Objective: Quote all entries in full, exactly.

Entries:
:::
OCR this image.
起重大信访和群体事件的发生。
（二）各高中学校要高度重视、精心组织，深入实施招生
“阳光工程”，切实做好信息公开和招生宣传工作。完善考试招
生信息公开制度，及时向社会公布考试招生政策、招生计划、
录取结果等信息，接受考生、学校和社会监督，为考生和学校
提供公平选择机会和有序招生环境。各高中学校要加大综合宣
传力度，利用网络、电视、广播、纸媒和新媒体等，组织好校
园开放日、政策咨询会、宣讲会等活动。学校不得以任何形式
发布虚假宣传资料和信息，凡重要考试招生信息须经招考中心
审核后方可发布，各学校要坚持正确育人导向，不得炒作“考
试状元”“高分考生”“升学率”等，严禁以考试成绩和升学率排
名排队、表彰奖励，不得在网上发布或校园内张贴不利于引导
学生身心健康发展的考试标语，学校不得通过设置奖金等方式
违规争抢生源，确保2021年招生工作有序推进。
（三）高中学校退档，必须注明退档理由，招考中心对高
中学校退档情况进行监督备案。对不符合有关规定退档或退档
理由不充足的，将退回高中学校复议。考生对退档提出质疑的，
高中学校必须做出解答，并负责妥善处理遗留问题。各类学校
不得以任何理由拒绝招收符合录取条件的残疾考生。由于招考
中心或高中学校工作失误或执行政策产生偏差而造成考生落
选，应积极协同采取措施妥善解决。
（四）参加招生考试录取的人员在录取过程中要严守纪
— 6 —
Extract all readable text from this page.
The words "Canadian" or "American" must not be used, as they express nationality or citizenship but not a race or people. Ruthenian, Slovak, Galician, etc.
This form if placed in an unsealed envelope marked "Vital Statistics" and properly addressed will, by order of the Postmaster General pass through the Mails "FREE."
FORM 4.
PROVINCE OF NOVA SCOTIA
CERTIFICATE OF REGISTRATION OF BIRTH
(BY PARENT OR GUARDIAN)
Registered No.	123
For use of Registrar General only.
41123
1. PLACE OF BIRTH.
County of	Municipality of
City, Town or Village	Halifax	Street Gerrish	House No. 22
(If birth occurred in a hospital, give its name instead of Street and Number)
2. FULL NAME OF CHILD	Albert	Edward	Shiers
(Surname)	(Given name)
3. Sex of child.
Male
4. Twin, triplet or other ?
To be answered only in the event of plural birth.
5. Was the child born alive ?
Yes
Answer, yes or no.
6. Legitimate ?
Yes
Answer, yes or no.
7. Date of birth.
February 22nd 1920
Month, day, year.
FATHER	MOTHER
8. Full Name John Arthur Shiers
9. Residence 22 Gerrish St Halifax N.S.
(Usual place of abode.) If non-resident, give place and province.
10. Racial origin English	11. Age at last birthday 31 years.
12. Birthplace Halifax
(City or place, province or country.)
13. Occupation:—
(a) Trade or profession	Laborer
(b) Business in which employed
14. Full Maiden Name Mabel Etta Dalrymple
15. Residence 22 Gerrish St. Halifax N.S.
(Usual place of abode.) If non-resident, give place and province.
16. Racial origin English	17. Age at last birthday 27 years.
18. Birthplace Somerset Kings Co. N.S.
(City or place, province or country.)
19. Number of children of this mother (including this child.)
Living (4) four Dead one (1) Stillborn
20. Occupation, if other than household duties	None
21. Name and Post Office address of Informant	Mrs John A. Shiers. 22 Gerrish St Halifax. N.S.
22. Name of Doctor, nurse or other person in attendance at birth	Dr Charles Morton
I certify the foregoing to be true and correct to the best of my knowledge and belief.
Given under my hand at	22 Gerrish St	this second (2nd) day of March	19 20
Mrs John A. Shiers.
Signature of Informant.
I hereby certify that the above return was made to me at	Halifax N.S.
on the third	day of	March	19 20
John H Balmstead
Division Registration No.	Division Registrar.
:::
Correct answer:
OCR this image.
起重大信访和群体事件的发生。
（二）各高中学校要高度重视、精心组织，深入实施招生
“阳光工程”，切实做好信息公开和招生宣传工作。完善考试招
生信息公开制度，及时向社会公布考试招生政策、招生计划、
录取结果等信息，接受考生、学校和社会监督，为考生和学校
提供公平选择机会和有序招生环境。各高中学校要加大综合宣
传力度，利用网络、电视、广播、纸媒和新媒体等，组织好校
园开放日、政策咨询会、宣讲会等活动。学校不得以任何形式
发布虚假宣传资料和信息，凡重要考试招生信息须经招考中心
审核后方可发布，各学校要坚持正确育人导向，不得炒作“考
试状元”“高分考生”“升学率”等，严禁以考试成绩和升学率排
名排队、表彰奖励，不得在网上发布或校园内张贴不利于引导
学生身心健康发展的考试标语，学校不得通过设置奖金等方式
违规争抢生源，确保2021年招生工作有序推进。
（三）高中学校退档，必须注明退档理由，招考中心对高
中学校退档情况进行监督备案。对不符合有关规定退档或退档
理由不充足的，将退回高中学校复议。考生对退档提出质疑的，
高中学校必须做出解答，并负责妥善处理遗留问题。各类学校
不得以任何理由拒绝招收符合录取条件的残疾考生。由于招考
中心或高中学校工作失误或执行政策产生偏差而造成考生落
选，应积极协同采取措施妥善解决。
（四）参加招生考试录取的人员在录取过程中要严守纪
— 6 —
Extract all readable text from this page.
The words "Canadian" or "American" must not be used, as they express nationality or citizenship but not a race or people. Ruthenian, Slovak, Galician, etc.
This form if placed in an unsealed envelope marked "Vital Statistics" and properly addressed will, by order of the Postmaster General pass through the Mails "FREE."
FORM 4.
PROVINCE OF NOVA SCOTIA
CERTIFICATE OF REGISTRATION OF BIRTH
(BY PARENT OR GUARDIAN)
Registered No.	123
For use of Registrar General only.
41123
1. PLACE OF BIRTH.
County of	Municipality of
City, Town or Village	Halifax	Street Gerrish	House No. 22
(If birth occurred in a hospital, give its name instead of Street and Number)
2. FULL NAME OF CHILD	Albert	Edward	Shiers
(Surname)	(Given name)
3. Sex of child.
Male
4. Twin, triplet or other ?
To be answered only in the event of plural birth.
5. Was the child born alive ?
Yes
Answer, yes or no.
6. Legitimate ?
Yes
Answer, yes or no.
7. Date of birth.
February 22nd 1920
Month, day, year.
FATHER	MOTHER
8. Full Name John Arthur Shiers
9. Residence 22 Gerrish St Halifax N.S.
(Usual place of abode.) If non-resident, give place and province.
10. Racial origin English	11. Age at last birthday 31 years.
12. Birthplace Halifax
(City or place, province or country.)
13. Occupation:—
(a) Trade or profession	Laborer
(b) Business in which employed
14. Full Maiden Name Mabel Etta Dalrymple
15. Residence 22 Gerrish St. Halifax N.S.
(Usual place of abode.) If non-resident, give place and province.
16. Racial origin English	17. Age at last birthday 27 years.
18. Birthplace Somerset Kings Co. N.S.
(City or place, province or country.)
19. Number of children of this mother (including this child.)
Living (4) four Dead one (1) Stillborn
20. Occupation, if other than household duties	None
21. Name and Post Office address of Informant	Mrs John A. Shiers. 22 Gerrish St Halifax. N.S.
22. Name of Doctor, nurse or other person in attendance at birth	Dr Charles Morton
I certify the foregoing to be true and correct to the best of my knowledge and belief.
Given under my hand at	22 Gerrish St	this second (2nd) day of March	19 20
Mrs John A. Shiers.
Signature of Informant.
I hereby certify that the above return was made to me at	Halifax N.S.
on the third	day of	March	19 20
John H Balmstead
Division Registration No.	Division Registrar.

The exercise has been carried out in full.